EXERCISE MATERIAL:
-- start --

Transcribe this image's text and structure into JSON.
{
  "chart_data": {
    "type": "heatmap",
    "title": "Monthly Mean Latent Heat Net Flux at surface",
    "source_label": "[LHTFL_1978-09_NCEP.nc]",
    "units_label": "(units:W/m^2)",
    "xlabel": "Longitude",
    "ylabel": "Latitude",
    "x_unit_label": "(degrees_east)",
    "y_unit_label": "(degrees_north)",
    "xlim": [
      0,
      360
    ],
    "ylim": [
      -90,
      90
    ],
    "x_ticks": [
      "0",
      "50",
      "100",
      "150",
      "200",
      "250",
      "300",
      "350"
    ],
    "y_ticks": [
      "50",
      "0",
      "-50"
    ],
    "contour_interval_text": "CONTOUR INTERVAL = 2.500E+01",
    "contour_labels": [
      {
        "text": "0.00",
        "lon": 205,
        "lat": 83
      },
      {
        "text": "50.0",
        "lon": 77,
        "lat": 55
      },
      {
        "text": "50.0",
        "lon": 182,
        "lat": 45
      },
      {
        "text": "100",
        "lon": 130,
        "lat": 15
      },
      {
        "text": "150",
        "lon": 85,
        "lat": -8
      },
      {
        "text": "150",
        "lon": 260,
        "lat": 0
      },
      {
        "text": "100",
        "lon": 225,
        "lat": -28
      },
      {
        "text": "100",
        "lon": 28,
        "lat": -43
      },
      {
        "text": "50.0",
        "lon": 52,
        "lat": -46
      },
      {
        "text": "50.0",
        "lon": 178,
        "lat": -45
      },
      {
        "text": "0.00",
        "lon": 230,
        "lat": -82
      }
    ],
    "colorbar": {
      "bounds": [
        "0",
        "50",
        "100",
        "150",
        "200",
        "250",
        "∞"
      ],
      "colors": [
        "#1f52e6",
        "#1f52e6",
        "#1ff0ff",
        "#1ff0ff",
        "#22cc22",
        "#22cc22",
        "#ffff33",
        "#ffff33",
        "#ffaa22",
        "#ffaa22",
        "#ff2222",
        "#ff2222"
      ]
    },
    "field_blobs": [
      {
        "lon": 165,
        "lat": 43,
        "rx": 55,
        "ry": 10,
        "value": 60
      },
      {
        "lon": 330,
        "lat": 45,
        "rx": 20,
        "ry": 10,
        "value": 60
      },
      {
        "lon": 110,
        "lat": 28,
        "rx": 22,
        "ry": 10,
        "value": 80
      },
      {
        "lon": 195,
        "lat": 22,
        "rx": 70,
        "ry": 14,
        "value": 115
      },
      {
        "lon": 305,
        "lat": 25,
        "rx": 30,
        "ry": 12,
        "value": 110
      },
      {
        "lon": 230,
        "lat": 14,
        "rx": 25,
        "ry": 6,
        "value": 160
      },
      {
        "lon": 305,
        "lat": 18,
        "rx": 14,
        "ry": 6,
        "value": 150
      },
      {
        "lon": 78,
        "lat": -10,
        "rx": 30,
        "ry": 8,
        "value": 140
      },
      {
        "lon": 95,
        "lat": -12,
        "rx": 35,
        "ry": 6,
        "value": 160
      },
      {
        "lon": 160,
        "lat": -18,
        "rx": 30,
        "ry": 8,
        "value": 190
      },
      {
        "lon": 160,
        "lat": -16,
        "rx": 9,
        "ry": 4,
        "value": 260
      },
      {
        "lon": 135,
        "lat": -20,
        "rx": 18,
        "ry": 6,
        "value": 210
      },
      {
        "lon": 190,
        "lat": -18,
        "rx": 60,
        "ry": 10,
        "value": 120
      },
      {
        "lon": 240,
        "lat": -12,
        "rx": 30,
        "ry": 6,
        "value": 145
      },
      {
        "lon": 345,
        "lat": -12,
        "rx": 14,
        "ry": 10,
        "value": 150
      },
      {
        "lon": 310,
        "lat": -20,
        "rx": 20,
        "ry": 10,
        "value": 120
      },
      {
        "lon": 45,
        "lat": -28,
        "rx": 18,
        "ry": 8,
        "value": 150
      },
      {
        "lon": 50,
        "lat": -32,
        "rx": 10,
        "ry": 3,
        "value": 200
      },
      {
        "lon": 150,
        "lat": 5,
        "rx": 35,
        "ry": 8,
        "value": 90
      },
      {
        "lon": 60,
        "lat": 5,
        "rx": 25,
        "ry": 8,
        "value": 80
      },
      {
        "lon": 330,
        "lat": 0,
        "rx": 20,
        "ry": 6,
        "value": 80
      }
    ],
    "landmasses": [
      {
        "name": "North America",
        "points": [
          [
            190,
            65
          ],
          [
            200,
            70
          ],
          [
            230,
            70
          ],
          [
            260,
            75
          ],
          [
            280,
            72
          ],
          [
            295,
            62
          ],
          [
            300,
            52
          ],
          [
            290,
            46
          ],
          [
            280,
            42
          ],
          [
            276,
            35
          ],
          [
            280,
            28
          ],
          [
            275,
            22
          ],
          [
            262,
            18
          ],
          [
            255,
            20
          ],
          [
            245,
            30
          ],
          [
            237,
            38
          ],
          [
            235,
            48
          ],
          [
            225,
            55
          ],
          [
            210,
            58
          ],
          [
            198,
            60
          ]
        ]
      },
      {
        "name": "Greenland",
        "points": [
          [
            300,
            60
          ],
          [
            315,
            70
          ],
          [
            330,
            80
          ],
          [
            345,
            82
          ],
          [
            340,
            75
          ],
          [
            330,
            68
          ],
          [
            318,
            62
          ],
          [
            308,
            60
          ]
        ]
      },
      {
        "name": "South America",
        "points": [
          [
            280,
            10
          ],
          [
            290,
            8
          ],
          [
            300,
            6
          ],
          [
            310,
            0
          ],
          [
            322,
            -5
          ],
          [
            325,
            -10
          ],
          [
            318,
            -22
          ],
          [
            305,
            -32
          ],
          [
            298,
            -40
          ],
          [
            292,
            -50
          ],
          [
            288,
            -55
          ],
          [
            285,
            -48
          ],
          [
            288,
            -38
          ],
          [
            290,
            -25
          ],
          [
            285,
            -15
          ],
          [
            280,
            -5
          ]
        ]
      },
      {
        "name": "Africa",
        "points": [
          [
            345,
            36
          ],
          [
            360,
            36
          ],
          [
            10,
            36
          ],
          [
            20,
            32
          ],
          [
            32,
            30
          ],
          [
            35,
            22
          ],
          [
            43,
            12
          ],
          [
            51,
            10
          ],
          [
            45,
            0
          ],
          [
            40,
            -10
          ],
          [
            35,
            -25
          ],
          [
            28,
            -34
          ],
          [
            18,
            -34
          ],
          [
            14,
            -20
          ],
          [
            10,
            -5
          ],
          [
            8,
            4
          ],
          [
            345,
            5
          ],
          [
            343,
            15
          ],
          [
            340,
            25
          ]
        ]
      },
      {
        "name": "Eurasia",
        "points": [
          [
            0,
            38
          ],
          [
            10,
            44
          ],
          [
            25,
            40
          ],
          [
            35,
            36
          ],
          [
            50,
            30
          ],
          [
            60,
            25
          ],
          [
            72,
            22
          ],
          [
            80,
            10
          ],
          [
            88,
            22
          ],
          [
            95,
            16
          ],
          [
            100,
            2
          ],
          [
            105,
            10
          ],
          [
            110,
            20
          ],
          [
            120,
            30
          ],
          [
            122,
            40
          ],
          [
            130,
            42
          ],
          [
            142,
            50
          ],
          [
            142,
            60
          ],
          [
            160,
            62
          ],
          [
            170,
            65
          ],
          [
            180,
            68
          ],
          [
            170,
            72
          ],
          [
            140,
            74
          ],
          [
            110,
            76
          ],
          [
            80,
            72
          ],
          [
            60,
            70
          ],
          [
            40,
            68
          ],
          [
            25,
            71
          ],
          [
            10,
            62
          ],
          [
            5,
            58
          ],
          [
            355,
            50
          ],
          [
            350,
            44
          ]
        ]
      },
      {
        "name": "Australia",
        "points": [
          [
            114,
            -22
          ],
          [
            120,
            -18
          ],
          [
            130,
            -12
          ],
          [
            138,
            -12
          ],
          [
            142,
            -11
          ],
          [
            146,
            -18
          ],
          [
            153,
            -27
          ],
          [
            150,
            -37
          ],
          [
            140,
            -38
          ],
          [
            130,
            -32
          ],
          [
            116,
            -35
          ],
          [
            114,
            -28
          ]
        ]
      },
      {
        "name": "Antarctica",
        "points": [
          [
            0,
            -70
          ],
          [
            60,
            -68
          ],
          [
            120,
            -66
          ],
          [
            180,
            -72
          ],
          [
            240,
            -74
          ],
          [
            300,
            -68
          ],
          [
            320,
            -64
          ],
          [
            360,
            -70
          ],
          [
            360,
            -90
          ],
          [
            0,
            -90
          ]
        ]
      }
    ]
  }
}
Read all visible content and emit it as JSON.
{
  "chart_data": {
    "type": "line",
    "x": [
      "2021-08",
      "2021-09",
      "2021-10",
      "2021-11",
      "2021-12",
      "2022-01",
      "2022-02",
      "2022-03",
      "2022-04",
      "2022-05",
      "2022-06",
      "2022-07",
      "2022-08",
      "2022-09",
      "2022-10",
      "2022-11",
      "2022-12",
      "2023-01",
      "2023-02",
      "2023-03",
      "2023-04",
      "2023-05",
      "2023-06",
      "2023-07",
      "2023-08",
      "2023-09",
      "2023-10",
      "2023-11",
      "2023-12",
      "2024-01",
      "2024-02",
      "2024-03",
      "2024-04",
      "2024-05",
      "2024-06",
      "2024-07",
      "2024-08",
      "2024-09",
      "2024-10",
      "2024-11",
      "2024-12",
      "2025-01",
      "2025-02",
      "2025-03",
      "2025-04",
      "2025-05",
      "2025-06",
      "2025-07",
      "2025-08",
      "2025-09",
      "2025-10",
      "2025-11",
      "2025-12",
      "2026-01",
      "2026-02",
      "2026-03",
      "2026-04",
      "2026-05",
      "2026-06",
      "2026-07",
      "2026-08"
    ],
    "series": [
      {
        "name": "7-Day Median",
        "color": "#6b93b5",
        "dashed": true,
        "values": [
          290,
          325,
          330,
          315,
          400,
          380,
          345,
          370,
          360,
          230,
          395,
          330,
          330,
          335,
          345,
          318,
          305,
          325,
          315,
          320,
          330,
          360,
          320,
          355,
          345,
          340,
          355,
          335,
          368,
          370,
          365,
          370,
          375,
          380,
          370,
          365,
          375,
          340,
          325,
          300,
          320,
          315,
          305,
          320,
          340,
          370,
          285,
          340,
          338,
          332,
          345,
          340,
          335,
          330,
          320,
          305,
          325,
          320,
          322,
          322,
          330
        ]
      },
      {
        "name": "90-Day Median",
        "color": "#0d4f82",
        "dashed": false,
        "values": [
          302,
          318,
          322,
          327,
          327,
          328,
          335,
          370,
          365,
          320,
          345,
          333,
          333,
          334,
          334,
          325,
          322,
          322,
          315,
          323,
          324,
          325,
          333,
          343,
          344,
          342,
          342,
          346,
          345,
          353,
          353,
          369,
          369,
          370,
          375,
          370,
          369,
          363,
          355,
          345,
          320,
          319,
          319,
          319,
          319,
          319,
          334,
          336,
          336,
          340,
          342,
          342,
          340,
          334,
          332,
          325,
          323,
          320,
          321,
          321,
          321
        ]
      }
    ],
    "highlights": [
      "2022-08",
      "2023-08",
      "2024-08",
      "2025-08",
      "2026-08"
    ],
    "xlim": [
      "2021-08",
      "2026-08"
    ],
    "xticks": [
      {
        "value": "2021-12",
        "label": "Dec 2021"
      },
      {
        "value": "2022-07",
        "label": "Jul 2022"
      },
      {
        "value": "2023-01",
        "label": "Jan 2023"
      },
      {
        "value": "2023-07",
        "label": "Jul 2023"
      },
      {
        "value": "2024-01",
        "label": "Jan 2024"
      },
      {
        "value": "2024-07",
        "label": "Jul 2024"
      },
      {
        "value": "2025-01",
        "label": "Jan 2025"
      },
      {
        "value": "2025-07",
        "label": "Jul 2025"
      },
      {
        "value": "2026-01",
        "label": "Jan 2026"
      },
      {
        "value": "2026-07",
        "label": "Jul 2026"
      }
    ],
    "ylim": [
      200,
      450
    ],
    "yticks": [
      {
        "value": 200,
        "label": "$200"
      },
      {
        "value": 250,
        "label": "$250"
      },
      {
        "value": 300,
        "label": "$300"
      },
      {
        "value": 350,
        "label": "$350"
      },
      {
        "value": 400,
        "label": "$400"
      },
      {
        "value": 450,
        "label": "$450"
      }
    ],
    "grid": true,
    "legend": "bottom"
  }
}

-- end --

INSTRUCTION:
Which lines in the listing above hold the word "America"? Show each of them.

SOLUTION TO THIS TASK:
        "name": "North America",
        "name": "South America",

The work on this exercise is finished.